* _Goal_: Copy all lines below containing "czasie".
╭──
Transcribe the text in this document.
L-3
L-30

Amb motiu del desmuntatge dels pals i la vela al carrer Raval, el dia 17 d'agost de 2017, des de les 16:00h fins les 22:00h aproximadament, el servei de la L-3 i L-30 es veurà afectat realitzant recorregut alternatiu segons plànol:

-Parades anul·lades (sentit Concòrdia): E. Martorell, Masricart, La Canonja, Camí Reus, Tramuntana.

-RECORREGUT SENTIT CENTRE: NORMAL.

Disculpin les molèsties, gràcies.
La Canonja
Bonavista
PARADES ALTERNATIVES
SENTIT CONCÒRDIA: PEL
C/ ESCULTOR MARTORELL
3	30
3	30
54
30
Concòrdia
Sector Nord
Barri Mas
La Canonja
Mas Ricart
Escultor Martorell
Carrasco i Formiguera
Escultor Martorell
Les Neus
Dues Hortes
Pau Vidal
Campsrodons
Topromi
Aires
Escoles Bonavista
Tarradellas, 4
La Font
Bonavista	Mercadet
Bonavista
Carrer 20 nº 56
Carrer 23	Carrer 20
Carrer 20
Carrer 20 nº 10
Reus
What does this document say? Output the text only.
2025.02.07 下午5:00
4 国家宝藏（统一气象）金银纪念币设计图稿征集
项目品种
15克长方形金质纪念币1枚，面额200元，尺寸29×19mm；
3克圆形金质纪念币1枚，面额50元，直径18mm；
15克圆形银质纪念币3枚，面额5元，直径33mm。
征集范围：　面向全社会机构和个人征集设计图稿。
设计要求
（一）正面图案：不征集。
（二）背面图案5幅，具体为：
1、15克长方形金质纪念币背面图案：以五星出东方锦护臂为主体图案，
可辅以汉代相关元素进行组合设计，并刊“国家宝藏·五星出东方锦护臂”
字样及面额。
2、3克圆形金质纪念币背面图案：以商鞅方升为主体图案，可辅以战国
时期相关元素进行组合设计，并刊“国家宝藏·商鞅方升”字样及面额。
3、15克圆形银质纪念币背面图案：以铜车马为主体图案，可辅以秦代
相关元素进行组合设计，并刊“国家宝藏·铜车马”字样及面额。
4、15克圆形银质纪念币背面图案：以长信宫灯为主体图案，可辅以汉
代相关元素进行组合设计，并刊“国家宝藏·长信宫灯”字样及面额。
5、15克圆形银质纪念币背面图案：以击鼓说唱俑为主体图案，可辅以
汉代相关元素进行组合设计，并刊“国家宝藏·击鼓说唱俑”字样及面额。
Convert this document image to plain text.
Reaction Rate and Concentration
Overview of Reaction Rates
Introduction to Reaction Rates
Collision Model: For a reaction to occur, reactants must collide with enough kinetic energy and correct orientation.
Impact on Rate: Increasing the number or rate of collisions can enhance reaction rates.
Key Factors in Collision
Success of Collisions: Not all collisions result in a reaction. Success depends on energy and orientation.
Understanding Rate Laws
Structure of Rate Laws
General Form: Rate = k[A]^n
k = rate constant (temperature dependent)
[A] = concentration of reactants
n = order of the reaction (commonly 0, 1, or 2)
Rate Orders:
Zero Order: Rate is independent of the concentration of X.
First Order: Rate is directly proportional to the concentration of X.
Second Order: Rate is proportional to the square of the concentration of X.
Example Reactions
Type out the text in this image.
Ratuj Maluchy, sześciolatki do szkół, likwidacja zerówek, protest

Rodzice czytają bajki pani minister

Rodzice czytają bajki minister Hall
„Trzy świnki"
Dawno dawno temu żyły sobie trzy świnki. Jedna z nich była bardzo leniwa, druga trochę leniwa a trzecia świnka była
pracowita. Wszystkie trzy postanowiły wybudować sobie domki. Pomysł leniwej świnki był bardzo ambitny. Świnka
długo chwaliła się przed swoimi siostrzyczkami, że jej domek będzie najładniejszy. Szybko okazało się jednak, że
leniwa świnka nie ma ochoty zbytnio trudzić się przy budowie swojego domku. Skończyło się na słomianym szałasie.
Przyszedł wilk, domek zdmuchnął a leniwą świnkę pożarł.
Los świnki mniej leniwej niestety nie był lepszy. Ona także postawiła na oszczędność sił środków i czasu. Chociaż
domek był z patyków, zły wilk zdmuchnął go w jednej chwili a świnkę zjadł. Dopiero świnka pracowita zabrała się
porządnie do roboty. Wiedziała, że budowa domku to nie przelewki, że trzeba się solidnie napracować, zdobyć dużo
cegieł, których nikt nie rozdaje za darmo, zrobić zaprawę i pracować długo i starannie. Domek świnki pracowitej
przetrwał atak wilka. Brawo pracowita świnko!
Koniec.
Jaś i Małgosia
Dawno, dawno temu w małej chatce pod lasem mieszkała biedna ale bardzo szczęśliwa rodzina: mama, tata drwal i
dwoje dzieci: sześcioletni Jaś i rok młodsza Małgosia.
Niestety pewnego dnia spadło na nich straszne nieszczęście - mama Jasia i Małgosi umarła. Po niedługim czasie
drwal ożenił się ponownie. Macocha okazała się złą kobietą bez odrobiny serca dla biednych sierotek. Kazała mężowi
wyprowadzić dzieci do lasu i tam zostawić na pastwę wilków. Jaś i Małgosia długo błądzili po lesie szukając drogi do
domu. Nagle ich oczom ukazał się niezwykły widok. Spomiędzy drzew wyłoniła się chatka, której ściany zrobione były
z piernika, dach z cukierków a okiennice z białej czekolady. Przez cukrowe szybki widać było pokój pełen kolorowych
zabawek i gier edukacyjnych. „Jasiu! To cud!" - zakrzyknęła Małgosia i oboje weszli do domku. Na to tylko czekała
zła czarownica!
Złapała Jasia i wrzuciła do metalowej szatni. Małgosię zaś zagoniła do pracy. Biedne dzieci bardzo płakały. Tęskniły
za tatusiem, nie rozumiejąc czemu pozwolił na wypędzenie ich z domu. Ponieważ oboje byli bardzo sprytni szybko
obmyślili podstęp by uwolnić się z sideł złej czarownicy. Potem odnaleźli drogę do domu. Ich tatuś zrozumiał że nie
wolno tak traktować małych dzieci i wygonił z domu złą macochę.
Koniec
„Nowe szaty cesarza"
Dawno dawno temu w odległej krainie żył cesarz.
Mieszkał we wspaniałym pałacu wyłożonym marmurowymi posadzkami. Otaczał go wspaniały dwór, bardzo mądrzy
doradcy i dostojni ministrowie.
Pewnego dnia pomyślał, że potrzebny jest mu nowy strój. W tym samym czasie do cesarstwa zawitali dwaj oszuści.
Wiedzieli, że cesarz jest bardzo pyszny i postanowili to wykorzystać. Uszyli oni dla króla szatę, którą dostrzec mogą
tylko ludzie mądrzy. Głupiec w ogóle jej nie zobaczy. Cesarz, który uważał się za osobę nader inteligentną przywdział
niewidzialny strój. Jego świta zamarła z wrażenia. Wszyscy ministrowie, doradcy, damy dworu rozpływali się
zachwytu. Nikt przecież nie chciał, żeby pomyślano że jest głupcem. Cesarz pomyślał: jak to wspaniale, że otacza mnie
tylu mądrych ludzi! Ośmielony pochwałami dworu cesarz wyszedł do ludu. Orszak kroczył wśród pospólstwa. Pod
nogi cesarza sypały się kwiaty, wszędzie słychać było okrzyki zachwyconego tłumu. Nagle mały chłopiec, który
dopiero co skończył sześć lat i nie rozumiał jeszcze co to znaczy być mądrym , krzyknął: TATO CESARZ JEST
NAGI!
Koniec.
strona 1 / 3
╰──
* _Completed task_:
Niestety pewnego dnia spadło na nich straszne nieszczęście - mama Jasia i Małgosi umarła. Po niedługim czasie
Pewnego dnia pomyślał, że potrzebny jest mu nowy strój. W tym samym czasie do cesarstwa zawitali dwaj oszuści.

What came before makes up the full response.